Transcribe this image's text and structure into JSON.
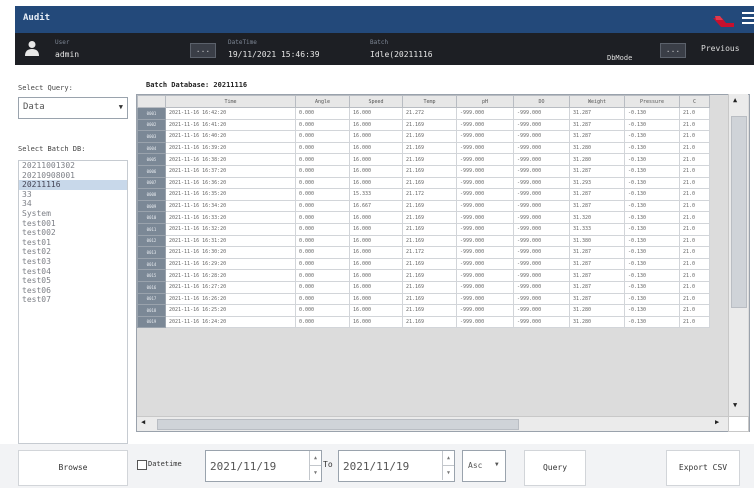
{
  "window": {
    "title": "Audit"
  },
  "infobar": {
    "user_label": "User",
    "user_value": "admin",
    "datetime_label": "DateTime",
    "datetime_value": "19/11/2021 15:46:39",
    "batch_label": "Batch",
    "batch_value": "Idle(20211116",
    "status_label": "DbMode",
    "previous_label": "Previous",
    "dots": "..."
  },
  "left": {
    "select_query_label": "Select Query:",
    "query_value": "Data",
    "select_batch_label": "Select Batch DB:",
    "batches": [
      "20211001302",
      "20210908001",
      "20211116",
      "33",
      "34",
      "System",
      "test001",
      "test002",
      "test01",
      "test02",
      "test03",
      "test04",
      "test05",
      "test06",
      "test07"
    ],
    "selected_batch": "20211116"
  },
  "table": {
    "title": "Batch Database: 20211116",
    "columns": [
      "Time",
      "Angle",
      "Speed",
      "Temp",
      "pH",
      "DO",
      "Weight",
      "Pressure",
      "C"
    ],
    "rows": [
      {
        "id": "0001",
        "cells": [
          "2021-11-16 16:42:20",
          "0.000",
          "16.000",
          "21.272",
          "-999.000",
          "-999.000",
          "31.287",
          "-0.130",
          "21.0"
        ]
      },
      {
        "id": "0002",
        "cells": [
          "2021-11-16 16:41:20",
          "0.000",
          "16.000",
          "21.169",
          "-999.000",
          "-999.000",
          "31.287",
          "-0.130",
          "21.0"
        ]
      },
      {
        "id": "0003",
        "cells": [
          "2021-11-16 16:40:20",
          "0.000",
          "16.000",
          "21.169",
          "-999.000",
          "-999.000",
          "31.287",
          "-0.130",
          "21.0"
        ]
      },
      {
        "id": "0004",
        "cells": [
          "2021-11-16 16:39:20",
          "0.000",
          "16.000",
          "21.169",
          "-999.000",
          "-999.000",
          "31.280",
          "-0.130",
          "21.0"
        ]
      },
      {
        "id": "0005",
        "cells": [
          "2021-11-16 16:38:20",
          "0.000",
          "16.000",
          "21.169",
          "-999.000",
          "-999.000",
          "31.280",
          "-0.130",
          "21.0"
        ]
      },
      {
        "id": "0006",
        "cells": [
          "2021-11-16 16:37:20",
          "0.000",
          "16.000",
          "21.169",
          "-999.000",
          "-999.000",
          "31.287",
          "-0.130",
          "21.0"
        ]
      },
      {
        "id": "0007",
        "cells": [
          "2021-11-16 16:36:20",
          "0.000",
          "16.000",
          "21.169",
          "-999.000",
          "-999.000",
          "31.293",
          "-0.130",
          "21.0"
        ]
      },
      {
        "id": "0008",
        "cells": [
          "2021-11-16 16:35:20",
          "0.000",
          "15.333",
          "21.172",
          "-999.000",
          "-999.000",
          "31.287",
          "-0.130",
          "21.0"
        ]
      },
      {
        "id": "0009",
        "cells": [
          "2021-11-16 16:34:20",
          "0.000",
          "16.667",
          "21.169",
          "-999.000",
          "-999.000",
          "31.287",
          "-0.130",
          "21.0"
        ]
      },
      {
        "id": "0010",
        "cells": [
          "2021-11-16 16:33:20",
          "0.000",
          "16.000",
          "21.169",
          "-999.000",
          "-999.000",
          "31.320",
          "-0.130",
          "21.0"
        ]
      },
      {
        "id": "0011",
        "cells": [
          "2021-11-16 16:32:20",
          "0.000",
          "16.000",
          "21.169",
          "-999.000",
          "-999.000",
          "31.333",
          "-0.130",
          "21.0"
        ]
      },
      {
        "id": "0012",
        "cells": [
          "2021-11-16 16:31:20",
          "0.000",
          "16.000",
          "21.169",
          "-999.000",
          "-999.000",
          "31.380",
          "-0.130",
          "21.0"
        ]
      },
      {
        "id": "0013",
        "cells": [
          "2021-11-16 16:30:20",
          "0.000",
          "16.000",
          "21.172",
          "-999.000",
          "-999.000",
          "31.287",
          "-0.130",
          "21.0"
        ]
      },
      {
        "id": "0014",
        "cells": [
          "2021-11-16 16:29:20",
          "0.000",
          "16.000",
          "21.169",
          "-999.000",
          "-999.000",
          "31.287",
          "-0.130",
          "21.0"
        ]
      },
      {
        "id": "0015",
        "cells": [
          "2021-11-16 16:28:20",
          "0.000",
          "16.000",
          "21.169",
          "-999.000",
          "-999.000",
          "31.287",
          "-0.130",
          "21.0"
        ]
      },
      {
        "id": "0016",
        "cells": [
          "2021-11-16 16:27:20",
          "0.000",
          "16.000",
          "21.169",
          "-999.000",
          "-999.000",
          "31.287",
          "-0.130",
          "21.0"
        ]
      },
      {
        "id": "0017",
        "cells": [
          "2021-11-16 16:26:20",
          "0.000",
          "16.000",
          "21.169",
          "-999.000",
          "-999.000",
          "31.287",
          "-0.130",
          "21.0"
        ]
      },
      {
        "id": "0018",
        "cells": [
          "2021-11-16 16:25:20",
          "0.000",
          "16.000",
          "21.169",
          "-999.000",
          "-999.000",
          "31.280",
          "-0.130",
          "21.0"
        ]
      },
      {
        "id": "0019",
        "cells": [
          "2021-11-16 16:24:20",
          "0.000",
          "16.000",
          "21.169",
          "-999.000",
          "-999.000",
          "31.280",
          "-0.130",
          "21.0"
        ]
      }
    ]
  },
  "bottom": {
    "browse_label": "Browse",
    "datetime_check_label": "Datetime",
    "from_date": "2021/11/19",
    "to_label": "To",
    "to_date": "2021/11/19",
    "order_value": "Asc",
    "query_label": "Query",
    "export_label": "Export CSV"
  },
  "colors": {
    "titlebar": "#23497a",
    "infobar": "#1d1f24",
    "selected_row": "#c8d8ea",
    "row_header": "#7b8896"
  },
  "icons": [
    "user-icon",
    "logo-icon",
    "menu-icon",
    "scroll-up-icon",
    "scroll-down-icon",
    "scroll-left-icon",
    "scroll-right-icon",
    "chevron-down-icon",
    "spin-up-icon",
    "spin-down-icon"
  ]
}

------

Across the entries, how many lines hold the word "down"? Say only the number.

◆ Answer for this exercise: 3